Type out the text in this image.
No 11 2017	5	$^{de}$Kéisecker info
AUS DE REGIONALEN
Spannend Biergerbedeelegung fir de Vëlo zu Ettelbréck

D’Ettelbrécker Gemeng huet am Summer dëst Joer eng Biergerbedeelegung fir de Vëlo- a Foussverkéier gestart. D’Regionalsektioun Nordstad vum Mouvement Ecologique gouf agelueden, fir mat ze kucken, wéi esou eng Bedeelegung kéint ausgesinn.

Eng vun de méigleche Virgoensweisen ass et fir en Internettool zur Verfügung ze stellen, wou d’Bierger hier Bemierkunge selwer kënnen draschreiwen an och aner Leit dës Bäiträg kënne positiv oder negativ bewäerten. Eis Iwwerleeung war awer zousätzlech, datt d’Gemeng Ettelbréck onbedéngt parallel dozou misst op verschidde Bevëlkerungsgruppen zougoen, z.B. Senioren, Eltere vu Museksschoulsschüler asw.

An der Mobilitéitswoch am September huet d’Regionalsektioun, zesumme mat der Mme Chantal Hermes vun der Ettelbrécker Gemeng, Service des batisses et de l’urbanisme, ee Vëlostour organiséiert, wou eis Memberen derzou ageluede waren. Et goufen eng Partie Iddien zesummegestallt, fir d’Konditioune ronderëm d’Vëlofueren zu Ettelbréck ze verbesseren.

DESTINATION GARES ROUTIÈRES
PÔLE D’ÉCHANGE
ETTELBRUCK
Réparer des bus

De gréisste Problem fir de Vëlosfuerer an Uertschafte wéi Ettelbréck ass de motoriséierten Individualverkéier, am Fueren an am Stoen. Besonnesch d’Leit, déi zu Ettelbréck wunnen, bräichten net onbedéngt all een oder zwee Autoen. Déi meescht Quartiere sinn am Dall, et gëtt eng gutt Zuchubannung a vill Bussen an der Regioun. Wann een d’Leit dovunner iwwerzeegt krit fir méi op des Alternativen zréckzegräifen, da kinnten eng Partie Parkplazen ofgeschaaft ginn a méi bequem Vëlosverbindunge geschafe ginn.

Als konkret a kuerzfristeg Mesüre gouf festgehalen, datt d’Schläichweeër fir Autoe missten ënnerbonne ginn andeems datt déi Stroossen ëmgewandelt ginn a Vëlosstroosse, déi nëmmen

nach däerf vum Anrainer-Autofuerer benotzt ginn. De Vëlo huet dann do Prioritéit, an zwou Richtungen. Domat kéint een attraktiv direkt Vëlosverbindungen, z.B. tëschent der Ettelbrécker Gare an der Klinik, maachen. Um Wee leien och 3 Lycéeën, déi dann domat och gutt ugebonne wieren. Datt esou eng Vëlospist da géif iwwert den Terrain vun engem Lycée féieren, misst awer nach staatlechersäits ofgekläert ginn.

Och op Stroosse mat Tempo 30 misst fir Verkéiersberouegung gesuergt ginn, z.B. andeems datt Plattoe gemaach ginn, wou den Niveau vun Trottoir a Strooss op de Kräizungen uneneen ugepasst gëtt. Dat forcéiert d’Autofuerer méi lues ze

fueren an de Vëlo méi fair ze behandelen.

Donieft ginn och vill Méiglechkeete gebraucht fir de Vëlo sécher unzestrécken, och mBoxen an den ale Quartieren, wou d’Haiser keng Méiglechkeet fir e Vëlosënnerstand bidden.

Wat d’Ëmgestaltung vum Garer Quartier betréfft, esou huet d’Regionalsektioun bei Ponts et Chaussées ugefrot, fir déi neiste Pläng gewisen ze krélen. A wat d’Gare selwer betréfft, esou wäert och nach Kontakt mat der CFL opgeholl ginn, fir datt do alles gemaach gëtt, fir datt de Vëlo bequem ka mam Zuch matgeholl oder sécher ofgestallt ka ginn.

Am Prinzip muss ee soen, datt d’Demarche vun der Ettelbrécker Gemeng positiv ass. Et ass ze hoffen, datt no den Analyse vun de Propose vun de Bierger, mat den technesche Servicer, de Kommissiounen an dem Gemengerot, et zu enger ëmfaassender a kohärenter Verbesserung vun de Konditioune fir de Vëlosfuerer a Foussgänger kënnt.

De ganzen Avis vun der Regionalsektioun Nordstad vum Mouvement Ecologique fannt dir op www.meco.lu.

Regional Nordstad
-------------------------
#### [WRITTEN REQUEST]
Scan the lines for the string "awer". Copy out each line that matches.

#### [RESPONSE FOR THIS EXERCISE]
Eng vun de méigleche Virgoensweisen ass et fir en Internettool zur Verfügung ze stellen, wou d’Bierger hier Bemierkunge selwer kënnen draschreiwen an och aner Leit dës Bäiträg kënne positiv oder negativ bewäerten. Eis Iwwerleeung war awer zousätzlech, datt d’Gemeng Ettelbréck onbedéngt parallel dozou misst op verschidde Bevëlkerungsgruppen zougoen, z.B. Senioren, Eltere vu Museksschoulsschüler asw.
nach däerf vum Anrainer-Autofuerer benotzt ginn. De Vëlo huet dann do Prioritéit, an zwou Richtungen. Domat kéint een attraktiv direkt Vëlosverbindungen, z.B. tëschent der Ettelbrécker Gare an der Klinik, maachen. Um Wee leien och 3 Lycéeën, déi dann domat och gutt ugebonne wieren. Datt esou eng Vëlospist da géif iwwert den Terrain vun engem Lycée féieren, misst awer nach staatlechersäits ofgekläert ginn.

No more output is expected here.